--- start of Data shown ---

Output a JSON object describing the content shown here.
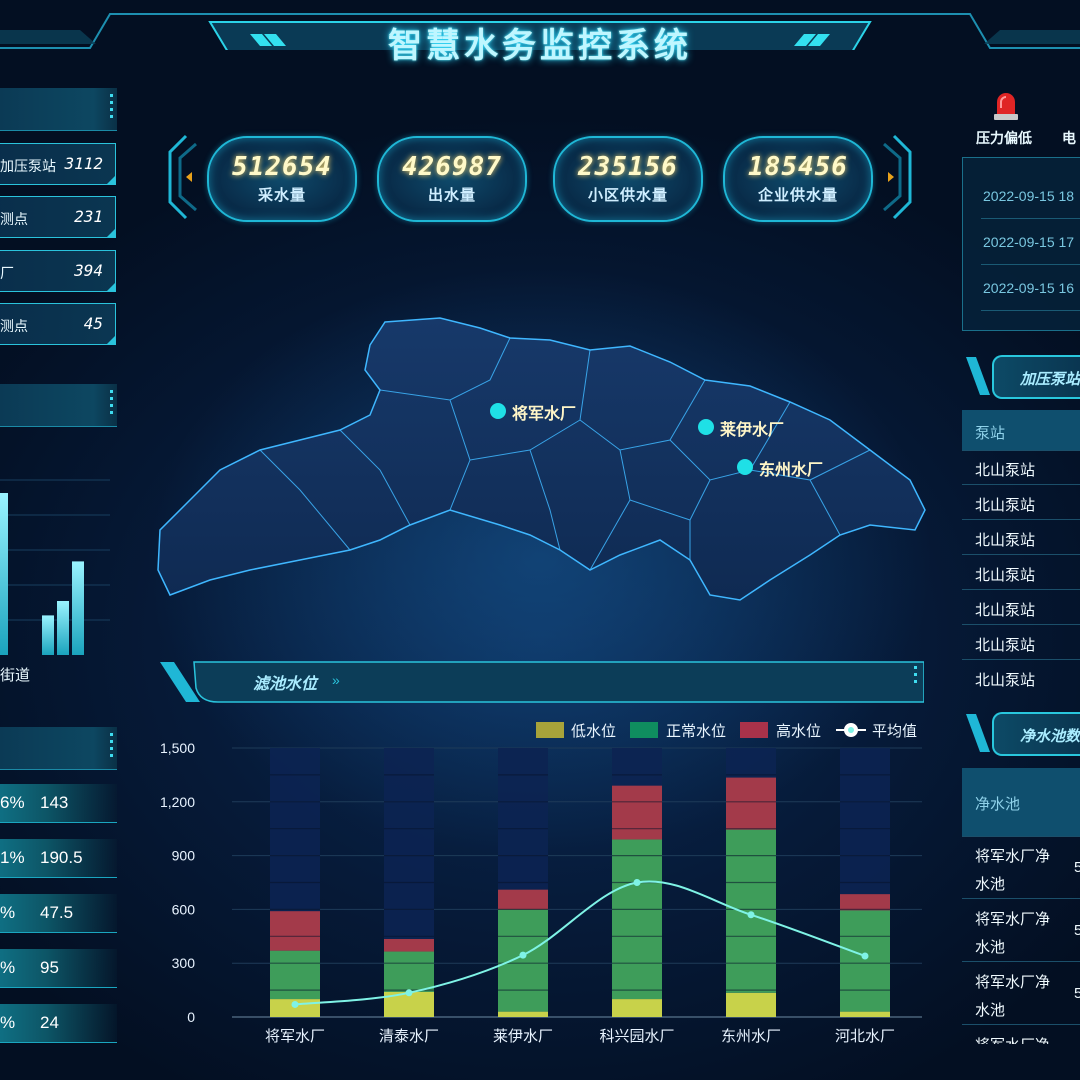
{
  "header": {
    "title": "智慧水务监控系统"
  },
  "stats": [
    {
      "value": "512654",
      "label": "采水量"
    },
    {
      "value": "426987",
      "label": "出水量"
    },
    {
      "value": "235156",
      "label": "小区供水量"
    },
    {
      "value": "185456",
      "label": "企业供水量"
    }
  ],
  "left_counts": [
    {
      "label": "加压泵站",
      "value": "3112"
    },
    {
      "label": "测点",
      "value": "231"
    },
    {
      "label": "厂",
      "value": "394"
    },
    {
      "label": "测点",
      "value": "45"
    }
  ],
  "left_bar_chart": {
    "category_label": "街道",
    "values": [
      0.9,
      0.22,
      0.3,
      0.52
    ]
  },
  "left_pct_rows": [
    {
      "pct": "6%",
      "value": "143"
    },
    {
      "pct": "1%",
      "value": "190.5"
    },
    {
      "pct": "%",
      "value": "47.5"
    },
    {
      "pct": "%",
      "value": "95"
    },
    {
      "pct": "%",
      "value": "24"
    }
  ],
  "map": {
    "plants": [
      {
        "name": "将军水厂"
      },
      {
        "name": "莱伊水厂"
      },
      {
        "name": "东州水厂"
      }
    ]
  },
  "alarms": {
    "types": [
      "压力偏低",
      "电"
    ],
    "items": [
      "2022-09-15 18",
      "2022-09-15 17",
      "2022-09-15 16"
    ]
  },
  "pump_panel": {
    "title": "加压泵站",
    "header": "泵站",
    "rows": [
      "北山泵站",
      "北山泵站",
      "北山泵站",
      "北山泵站",
      "北山泵站",
      "北山泵站",
      "北山泵站"
    ]
  },
  "pool_panel": {
    "title": "净水池数",
    "header": "净水池",
    "rows": [
      {
        "line1": "将军水厂净",
        "line2": "水池",
        "val": "5"
      },
      {
        "line1": "将军水厂净",
        "line2": "水池",
        "val": "5"
      },
      {
        "line1": "将军水厂净",
        "line2": "水池",
        "val": "5"
      },
      {
        "line1": "将军水厂净",
        "line2": "",
        "val": ""
      }
    ]
  },
  "chart_panel": {
    "title": "滤池水位"
  },
  "colors": {
    "low": "#c8d24a",
    "normal": "#3e9d5a",
    "high": "#a33a4a",
    "avg_line": "#7ff3e6",
    "legend_low": "#a7a33a",
    "legend_normal": "#0f8d5f",
    "legend_high": "#a9324a"
  },
  "chart_data": {
    "type": "bar",
    "stacked": true,
    "categories": [
      "将军水厂",
      "清泰水厂",
      "莱伊水厂",
      "科兴园水厂",
      "东州水厂",
      "河北水厂"
    ],
    "series": [
      {
        "name": "低水位",
        "values": [
          100,
          140,
          30,
          100,
          135,
          30
        ]
      },
      {
        "name": "正常水位",
        "values": [
          270,
          225,
          570,
          890,
          910,
          565
        ]
      },
      {
        "name": "高水位",
        "values": [
          220,
          70,
          110,
          300,
          290,
          90
        ]
      },
      {
        "name": "平均值",
        "type": "line",
        "values": [
          70,
          135,
          345,
          750,
          570,
          340
        ]
      }
    ],
    "ylim": [
      0,
      1500
    ],
    "yticks": [
      "0",
      "300",
      "600",
      "900",
      "1,200",
      "1,500"
    ],
    "legend_position": "top-right",
    "grid": true
  }
}
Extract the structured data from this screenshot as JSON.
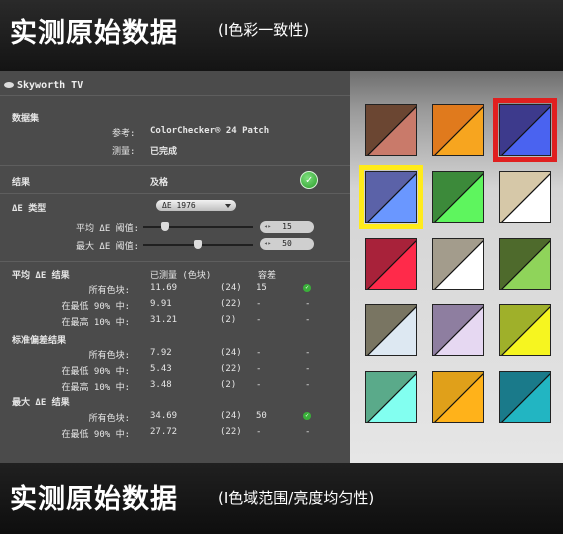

--- end of Data shown ---

- [Prompt]: Return to the listing above and set it down exactly, leaving out its pictures.

- [In response]:
Output a JSON object describing the content shown here.
{
  "header": {
    "title": "智慧水务监控系统"
  },
  "stats": [
    {
      "value": "512654",
      "label": "采水量"
    },
    {
      "value": "426987",
      "label": "出水量"
    },
    {
      "value": "235156",
      "label": "小区供水量"
    },
    {
      "value": "185456",
      "label": "企业供水量"
    }
  ],
  "left_counts": [
    {
      "label": "加压泵站",
      "value": "3112"
    },
    {
      "label": "测点",
      "value": "231"
    },
    {
      "label": "厂",
      "value": "394"
    },
    {
      "label": "测点",
      "value": "45"
    }
  ],
  "left_bar_chart": {
    "category_label": "街道",
    "values": [
      0.9,
      0.22,
      0.3,
      0.52
    ]
  },
  "left_pct_rows": [
    {
      "pct": "6%",
      "value": "143"
    },
    {
      "pct": "1%",
      "value": "190.5"
    },
    {
      "pct": "%",
      "value": "47.5"
    },
    {
      "pct": "%",
      "value": "95"
    },
    {
      "pct": "%",
      "value": "24"
    }
  ],
  "map": {
    "plants": [
      {
        "name": "将军水厂"
      },
      {
        "name": "莱伊水厂"
      },
      {
        "name": "东州水厂"
      }
    ]
  },
  "alarms": {
    "types": [
      "压力偏低",
      "电"
    ],
    "items": [
      "2022-09-15 18",
      "2022-09-15 17",
      "2022-09-15 16"
    ]
  },
  "pump_panel": {
    "title": "加压泵站",
    "header": "泵站",
    "rows": [
      "北山泵站",
      "北山泵站",
      "北山泵站",
      "北山泵站",
      "北山泵站",
      "北山泵站",
      "北山泵站"
    ]
  },
  "pool_panel": {
    "title": "净水池数",
    "header": "净水池",
    "rows": [
      {
        "line1": "将军水厂净",
        "line2": "水池",
        "val": "5"
      },
      {
        "line1": "将军水厂净",
        "line2": "水池",
        "val": "5"
      },
      {
        "line1": "将军水厂净",
        "line2": "水池",
        "val": "5"
      },
      {
        "line1": "将军水厂净",
        "line2": "",
        "val": ""
      }
    ]
  },
  "chart_panel": {
    "title": "滤池水位"
  },
  "colors": {
    "low": "#c8d24a",
    "normal": "#3e9d5a",
    "high": "#a33a4a",
    "avg_line": "#7ff3e6",
    "legend_low": "#a7a33a",
    "legend_normal": "#0f8d5f",
    "legend_high": "#a9324a"
  },
  "chart_data": {
    "type": "bar",
    "stacked": true,
    "categories": [
      "将军水厂",
      "清泰水厂",
      "莱伊水厂",
      "科兴园水厂",
      "东州水厂",
      "河北水厂"
    ],
    "series": [
      {
        "name": "低水位",
        "values": [
          100,
          140,
          30,
          100,
          135,
          30
        ]
      },
      {
        "name": "正常水位",
        "values": [
          270,
          225,
          570,
          890,
          910,
          565
        ]
      },
      {
        "name": "高水位",
        "values": [
          220,
          70,
          110,
          300,
          290,
          90
        ]
      },
      {
        "name": "平均值",
        "type": "line",
        "values": [
          70,
          135,
          345,
          750,
          570,
          340
        ]
      }
    ],
    "ylim": [
      0,
      1500
    ],
    "yticks": [
      "0",
      "300",
      "600",
      "900",
      "1,200",
      "1,500"
    ],
    "legend_position": "top-right",
    "grid": true
  }
}
Extract the structured data from this screenshot as JSON.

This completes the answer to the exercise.